§ PROBLEM DESCRIPTION: Write the data out again in full, with no departure from the original.

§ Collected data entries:
++++++++

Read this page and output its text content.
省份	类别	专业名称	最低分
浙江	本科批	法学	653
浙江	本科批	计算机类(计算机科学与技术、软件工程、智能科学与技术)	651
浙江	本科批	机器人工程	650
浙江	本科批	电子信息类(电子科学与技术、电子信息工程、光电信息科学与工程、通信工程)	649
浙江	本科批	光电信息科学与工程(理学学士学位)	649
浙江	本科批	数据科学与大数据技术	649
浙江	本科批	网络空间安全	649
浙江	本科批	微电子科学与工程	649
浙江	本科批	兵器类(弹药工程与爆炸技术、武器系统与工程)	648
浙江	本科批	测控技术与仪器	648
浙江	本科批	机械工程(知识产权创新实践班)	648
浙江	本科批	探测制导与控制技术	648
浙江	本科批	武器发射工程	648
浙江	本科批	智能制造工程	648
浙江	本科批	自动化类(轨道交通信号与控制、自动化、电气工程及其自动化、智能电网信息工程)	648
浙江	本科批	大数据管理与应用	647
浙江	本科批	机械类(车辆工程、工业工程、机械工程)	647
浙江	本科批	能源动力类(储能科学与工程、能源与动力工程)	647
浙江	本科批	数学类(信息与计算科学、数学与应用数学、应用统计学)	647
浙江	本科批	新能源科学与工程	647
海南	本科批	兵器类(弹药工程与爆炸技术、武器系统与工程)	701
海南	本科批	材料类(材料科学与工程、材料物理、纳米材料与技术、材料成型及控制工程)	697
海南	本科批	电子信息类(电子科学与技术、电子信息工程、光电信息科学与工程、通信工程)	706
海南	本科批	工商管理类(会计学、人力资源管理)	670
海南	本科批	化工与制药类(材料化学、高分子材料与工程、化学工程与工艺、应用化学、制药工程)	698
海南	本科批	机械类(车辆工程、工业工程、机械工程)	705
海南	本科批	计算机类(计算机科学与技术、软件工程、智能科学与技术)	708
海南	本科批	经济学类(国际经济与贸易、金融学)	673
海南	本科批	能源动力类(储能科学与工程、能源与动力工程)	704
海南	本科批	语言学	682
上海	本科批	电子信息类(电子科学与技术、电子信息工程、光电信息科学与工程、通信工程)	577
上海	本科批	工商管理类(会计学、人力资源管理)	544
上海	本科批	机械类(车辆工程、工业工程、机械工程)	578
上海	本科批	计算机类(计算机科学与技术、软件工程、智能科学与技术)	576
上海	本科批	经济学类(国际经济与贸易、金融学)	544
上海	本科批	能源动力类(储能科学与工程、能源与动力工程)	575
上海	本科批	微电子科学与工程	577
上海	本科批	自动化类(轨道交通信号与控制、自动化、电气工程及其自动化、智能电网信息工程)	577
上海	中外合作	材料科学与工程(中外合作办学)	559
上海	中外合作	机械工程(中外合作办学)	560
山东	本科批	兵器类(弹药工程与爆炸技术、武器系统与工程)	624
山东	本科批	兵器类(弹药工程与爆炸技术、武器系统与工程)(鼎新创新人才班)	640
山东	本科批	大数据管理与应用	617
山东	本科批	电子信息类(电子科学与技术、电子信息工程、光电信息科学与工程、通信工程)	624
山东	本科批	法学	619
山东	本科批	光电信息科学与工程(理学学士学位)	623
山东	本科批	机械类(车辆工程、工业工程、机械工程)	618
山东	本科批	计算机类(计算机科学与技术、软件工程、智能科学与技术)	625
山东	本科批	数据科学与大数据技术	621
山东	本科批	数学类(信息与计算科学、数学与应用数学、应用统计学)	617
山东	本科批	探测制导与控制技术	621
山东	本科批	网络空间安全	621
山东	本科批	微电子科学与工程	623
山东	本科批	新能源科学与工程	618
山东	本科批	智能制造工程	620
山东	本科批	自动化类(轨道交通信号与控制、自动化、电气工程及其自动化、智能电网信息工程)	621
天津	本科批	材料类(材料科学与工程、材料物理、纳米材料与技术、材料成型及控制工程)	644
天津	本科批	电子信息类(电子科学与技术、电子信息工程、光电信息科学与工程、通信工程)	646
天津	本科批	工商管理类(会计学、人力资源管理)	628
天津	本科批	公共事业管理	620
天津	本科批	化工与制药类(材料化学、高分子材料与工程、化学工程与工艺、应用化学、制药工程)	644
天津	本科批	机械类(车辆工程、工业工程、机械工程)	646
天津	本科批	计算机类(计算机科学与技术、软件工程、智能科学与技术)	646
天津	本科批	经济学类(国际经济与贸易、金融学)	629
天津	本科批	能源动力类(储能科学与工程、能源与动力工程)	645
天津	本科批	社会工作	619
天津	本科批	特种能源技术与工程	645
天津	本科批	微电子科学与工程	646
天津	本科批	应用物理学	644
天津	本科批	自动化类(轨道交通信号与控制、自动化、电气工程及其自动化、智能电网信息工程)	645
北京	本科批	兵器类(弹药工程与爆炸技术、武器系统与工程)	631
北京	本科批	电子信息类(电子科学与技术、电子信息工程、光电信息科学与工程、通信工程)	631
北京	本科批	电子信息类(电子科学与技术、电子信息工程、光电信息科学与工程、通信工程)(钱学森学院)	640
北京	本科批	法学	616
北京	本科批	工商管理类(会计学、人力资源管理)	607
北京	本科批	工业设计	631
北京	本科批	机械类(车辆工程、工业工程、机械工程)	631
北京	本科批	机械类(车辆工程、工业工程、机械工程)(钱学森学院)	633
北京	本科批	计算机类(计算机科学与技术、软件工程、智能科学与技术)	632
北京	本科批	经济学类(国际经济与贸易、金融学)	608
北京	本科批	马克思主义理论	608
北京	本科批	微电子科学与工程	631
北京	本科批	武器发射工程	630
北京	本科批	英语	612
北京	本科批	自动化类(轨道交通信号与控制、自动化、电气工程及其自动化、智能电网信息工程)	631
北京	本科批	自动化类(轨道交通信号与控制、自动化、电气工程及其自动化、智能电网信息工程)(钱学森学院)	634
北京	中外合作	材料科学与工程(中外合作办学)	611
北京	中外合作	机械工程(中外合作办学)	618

++++++++

§ THE ANSWER:
Read this page and output its text content.
省份	类别	专业名称	最低分
浙江	本科批	法学	653
浙江	本科批	计算机类(计算机科学与技术、软件工程、智能科学与技术)	651
浙江	本科批	机器人工程	650
浙江	本科批	电子信息类(电子科学与技术、电子信息工程、光电信息科学与工程、通信工程)	649
浙江	本科批	光电信息科学与工程(理学学士学位)	649
浙江	本科批	数据科学与大数据技术	649
浙江	本科批	网络空间安全	649
浙江	本科批	微电子科学与工程	649
浙江	本科批	兵器类(弹药工程与爆炸技术、武器系统与工程)	648
浙江	本科批	测控技术与仪器	648
浙江	本科批	机械工程(知识产权创新实践班)	648
浙江	本科批	探测制导与控制技术	648
浙江	本科批	武器发射工程	648
浙江	本科批	智能制造工程	648
浙江	本科批	自动化类(轨道交通信号与控制、自动化、电气工程及其自动化、智能电网信息工程)	648
浙江	本科批	大数据管理与应用	647
浙江	本科批	机械类(车辆工程、工业工程、机械工程)	647
浙江	本科批	能源动力类(储能科学与工程、能源与动力工程)	647
浙江	本科批	数学类(信息与计算科学、数学与应用数学、应用统计学)	647
浙江	本科批	新能源科学与工程	647
海南	本科批	兵器类(弹药工程与爆炸技术、武器系统与工程)	701
海南	本科批	材料类(材料科学与工程、材料物理、纳米材料与技术、材料成型及控制工程)	697
海南	本科批	电子信息类(电子科学与技术、电子信息工程、光电信息科学与工程、通信工程)	706
海南	本科批	工商管理类(会计学、人力资源管理)	670
海南	本科批	化工与制药类(材料化学、高分子材料与工程、化学工程与工艺、应用化学、制药工程)	698
海南	本科批	机械类(车辆工程、工业工程、机械工程)	705
海南	本科批	计算机类(计算机科学与技术、软件工程、智能科学与技术)	708
海南	本科批	经济学类(国际经济与贸易、金融学)	673
海南	本科批	能源动力类(储能科学与工程、能源与动力工程)	704
海南	本科批	语言学	682
上海	本科批	电子信息类(电子科学与技术、电子信息工程、光电信息科学与工程、通信工程)	577
上海	本科批	工商管理类(会计学、人力资源管理)	544
上海	本科批	机械类(车辆工程、工业工程、机械工程)	578
上海	本科批	计算机类(计算机科学与技术、软件工程、智能科学与技术)	576
上海	本科批	经济学类(国际经济与贸易、金融学)	544
上海	本科批	能源动力类(储能科学与工程、能源与动力工程)	575
上海	本科批	微电子科学与工程	577
上海	本科批	自动化类(轨道交通信号与控制、自动化、电气工程及其自动化、智能电网信息工程)	577
上海	中外合作	材料科学与工程(中外合作办学)	559
上海	中外合作	机械工程(中外合作办学)	560
山东	本科批	兵器类(弹药工程与爆炸技术、武器系统与工程)	624
山东	本科批	兵器类(弹药工程与爆炸技术、武器系统与工程)(鼎新创新人才班)	640
山东	本科批	大数据管理与应用	617
山东	本科批	电子信息类(电子科学与技术、电子信息工程、光电信息科学与工程、通信工程)	624
山东	本科批	法学	619
山东	本科批	光电信息科学与工程(理学学士学位)	623
山东	本科批	机械类(车辆工程、工业工程、机械工程)	618
山东	本科批	计算机类(计算机科学与技术、软件工程、智能科学与技术)	625
山东	本科批	数据科学与大数据技术	621
山东	本科批	数学类(信息与计算科学、数学与应用数学、应用统计学)	617
山东	本科批	探测制导与控制技术	621
山东	本科批	网络空间安全	621
山东	本科批	微电子科学与工程	623
山东	本科批	新能源科学与工程	618
山东	本科批	智能制造工程	620
山东	本科批	自动化类(轨道交通信号与控制、自动化、电气工程及其自动化、智能电网信息工程)	621
天津	本科批	材料类(材料科学与工程、材料物理、纳米材料与技术、材料成型及控制工程)	644
天津	本科批	电子信息类(电子科学与技术、电子信息工程、光电信息科学与工程、通信工程)	646
天津	本科批	工商管理类(会计学、人力资源管理)	628
天津	本科批	公共事业管理	620
天津	本科批	化工与制药类(材料化学、高分子材料与工程、化学工程与工艺、应用化学、制药工程)	644
天津	本科批	机械类(车辆工程、工业工程、机械工程)	646
天津	本科批	计算机类(计算机科学与技术、软件工程、智能科学与技术)	646
天津	本科批	经济学类(国际经济与贸易、金融学)	629
天津	本科批	能源动力类(储能科学与工程、能源与动力工程)	645
天津	本科批	社会工作	619
天津	本科批	特种能源技术与工程	645
天津	本科批	微电子科学与工程	646
天津	本科批	应用物理学	644
天津	本科批	自动化类(轨道交通信号与控制、自动化、电气工程及其自动化、智能电网信息工程)	645
北京	本科批	兵器类(弹药工程与爆炸技术、武器系统与工程)	631
北京	本科批	电子信息类(电子科学与技术、电子信息工程、光电信息科学与工程、通信工程)	631
北京	本科批	电子信息类(电子科学与技术、电子信息工程、光电信息科学与工程、通信工程)(钱学森学院)	640
北京	本科批	法学	616
北京	本科批	工商管理类(会计学、人力资源管理)	607
北京	本科批	工业设计	631
北京	本科批	机械类(车辆工程、工业工程、机械工程)	631
北京	本科批	机械类(车辆工程、工业工程、机械工程)(钱学森学院)	633
北京	本科批	计算机类(计算机科学与技术、软件工程、智能科学与技术)	632
北京	本科批	经济学类(国际经济与贸易、金融学)	608
北京	本科批	马克思主义理论	608
北京	本科批	微电子科学与工程	631
北京	本科批	武器发射工程	630
北京	本科批	英语	612
北京	本科批	自动化类(轨道交通信号与控制、自动化、电气工程及其自动化、智能电网信息工程)	631
北京	本科批	自动化类(轨道交通信号与控制、自动化、电气工程及其自动化、智能电网信息工程)(钱学森学院)	634
北京	中外合作	材料科学与工程(中外合作办学)	611
北京	中外合作	机械工程(中外合作办学)	618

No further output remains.